→ **Directive**: Copy out every record below, word for word.

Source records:

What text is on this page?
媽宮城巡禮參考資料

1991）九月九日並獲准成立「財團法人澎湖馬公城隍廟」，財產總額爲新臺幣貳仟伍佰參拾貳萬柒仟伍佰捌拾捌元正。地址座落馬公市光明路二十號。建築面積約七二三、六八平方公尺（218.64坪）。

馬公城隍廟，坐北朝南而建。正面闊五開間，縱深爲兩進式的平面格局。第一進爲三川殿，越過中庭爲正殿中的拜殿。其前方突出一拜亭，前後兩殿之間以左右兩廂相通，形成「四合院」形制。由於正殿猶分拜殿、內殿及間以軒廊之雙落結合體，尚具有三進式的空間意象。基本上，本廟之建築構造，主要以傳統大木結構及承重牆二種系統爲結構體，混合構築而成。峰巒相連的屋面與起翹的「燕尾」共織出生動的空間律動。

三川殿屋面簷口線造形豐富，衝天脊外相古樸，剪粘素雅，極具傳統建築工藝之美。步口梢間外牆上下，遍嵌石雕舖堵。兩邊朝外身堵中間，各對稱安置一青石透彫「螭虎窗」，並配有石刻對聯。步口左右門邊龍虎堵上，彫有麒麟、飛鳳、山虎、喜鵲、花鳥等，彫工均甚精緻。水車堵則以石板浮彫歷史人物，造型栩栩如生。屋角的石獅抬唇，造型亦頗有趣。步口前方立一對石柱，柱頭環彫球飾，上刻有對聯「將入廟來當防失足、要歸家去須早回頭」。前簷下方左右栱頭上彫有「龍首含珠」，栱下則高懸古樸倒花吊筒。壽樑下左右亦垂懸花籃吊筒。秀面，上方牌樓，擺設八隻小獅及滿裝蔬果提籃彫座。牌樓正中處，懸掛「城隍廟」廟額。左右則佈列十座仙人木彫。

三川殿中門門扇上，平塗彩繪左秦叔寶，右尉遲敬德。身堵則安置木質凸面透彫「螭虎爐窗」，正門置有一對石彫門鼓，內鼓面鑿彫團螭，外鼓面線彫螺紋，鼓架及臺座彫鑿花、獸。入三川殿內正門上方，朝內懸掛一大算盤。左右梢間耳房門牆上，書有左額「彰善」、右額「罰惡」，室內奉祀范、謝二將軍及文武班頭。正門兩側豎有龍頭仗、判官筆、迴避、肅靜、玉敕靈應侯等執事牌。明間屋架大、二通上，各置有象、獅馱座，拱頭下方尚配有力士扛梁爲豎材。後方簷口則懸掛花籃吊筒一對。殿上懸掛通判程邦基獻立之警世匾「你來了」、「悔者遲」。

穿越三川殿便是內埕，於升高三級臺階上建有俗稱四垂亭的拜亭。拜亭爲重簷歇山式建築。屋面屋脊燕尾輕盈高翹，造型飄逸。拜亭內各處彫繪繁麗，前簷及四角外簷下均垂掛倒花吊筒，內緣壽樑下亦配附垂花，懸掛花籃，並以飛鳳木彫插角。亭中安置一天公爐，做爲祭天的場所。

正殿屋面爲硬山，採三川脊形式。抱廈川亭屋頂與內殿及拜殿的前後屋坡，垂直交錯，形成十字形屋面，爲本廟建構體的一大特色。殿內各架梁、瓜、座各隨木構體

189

→ **Task response**:
What text is on this page?
媽宮城巡禮參考資料

1991）九月九日並獲准成立「財團法人澎湖馬公城隍廟」，財產總額爲新臺幣貳仟伍佰參拾貳萬柒仟伍佰捌拾捌元正。地址座落馬公市光明路二十號。建築面積約七二三、六八平方公尺（218.64坪）。

馬公城隍廟，坐北朝南而建。正面闊五開間，縱深爲兩進式的平面格局。第一進爲三川殿，越過中庭爲正殿中的拜殿。其前方突出一拜亭，前後兩殿之間以左右兩廂相通，形成「四合院」形制。由於正殿猶分拜殿、內殿及間以軒廊之雙落結合體，尚具有三進式的空間意象。基本上，本廟之建築構造，主要以傳統大木結構及承重牆二種系統爲結構體，混合構築而成。峰巒相連的屋面與起翹的「燕尾」共織出生動的空間律動。

三川殿屋面簷口線造形豐富，衝天脊外相古樸，剪粘素雅，極具傳統建築工藝之美。步口梢間外牆上下，遍嵌石雕舖堵。兩邊朝外身堵中間，各對稱安置一青石透彫「螭虎窗」，並配有石刻對聯。步口左右門邊龍虎堵上，彫有麒麟、飛鳳、山虎、喜鵲、花鳥等，彫工均甚精緻。水車堵則以石板浮彫歷史人物，造型栩栩如生。屋角的石獅抬唇，造型亦頗有趣。步口前方立一對石柱，柱頭環彫球飾，上刻有對聯「將入廟來當防失足、要歸家去須早回頭」。前簷下方左右栱頭上彫有「龍首含珠」，栱下則高懸古樸倒花吊筒。壽樑下左右亦垂懸花籃吊筒。秀面，上方牌樓，擺設八隻小獅及滿裝蔬果提籃彫座。牌樓正中處，懸掛「城隍廟」廟額。左右則佈列十座仙人木彫。

三川殿中門門扇上，平塗彩繪左秦叔寶，右尉遲敬德。身堵則安置木質凸面透彫「螭虎爐窗」，正門置有一對石彫門鼓，內鼓面鑿彫團螭，外鼓面線彫螺紋，鼓架及臺座彫鑿花、獸。入三川殿內正門上方，朝內懸掛一大算盤。左右梢間耳房門牆上，書有左額「彰善」、右額「罰惡」，室內奉祀范、謝二將軍及文武班頭。正門兩側豎有龍頭仗、判官筆、迴避、肅靜、玉敕靈應侯等執事牌。明間屋架大、二通上，各置有象、獅馱座，拱頭下方尚配有力士扛梁爲豎材。後方簷口則懸掛花籃吊筒一對。殿上懸掛通判程邦基獻立之警世匾「你來了」、「悔者遲」。

穿越三川殿便是內埕，於升高三級臺階上建有俗稱四垂亭的拜亭。拜亭爲重簷歇山式建築。屋面屋脊燕尾輕盈高翹，造型飄逸。拜亭內各處彫繪繁麗，前簷及四角外簷下均垂掛倒花吊筒，內緣壽樑下亦配附垂花，懸掛花籃，並以飛鳳木彫插角。亭中安置一天公爐，做爲祭天的場所。

正殿屋面爲硬山，採三川脊形式。抱廈川亭屋頂與內殿及拜殿的前後屋坡，垂直交錯，形成十字形屋面，爲本廟建構體的一大特色。殿內各架梁、瓜、座各隨木構體

189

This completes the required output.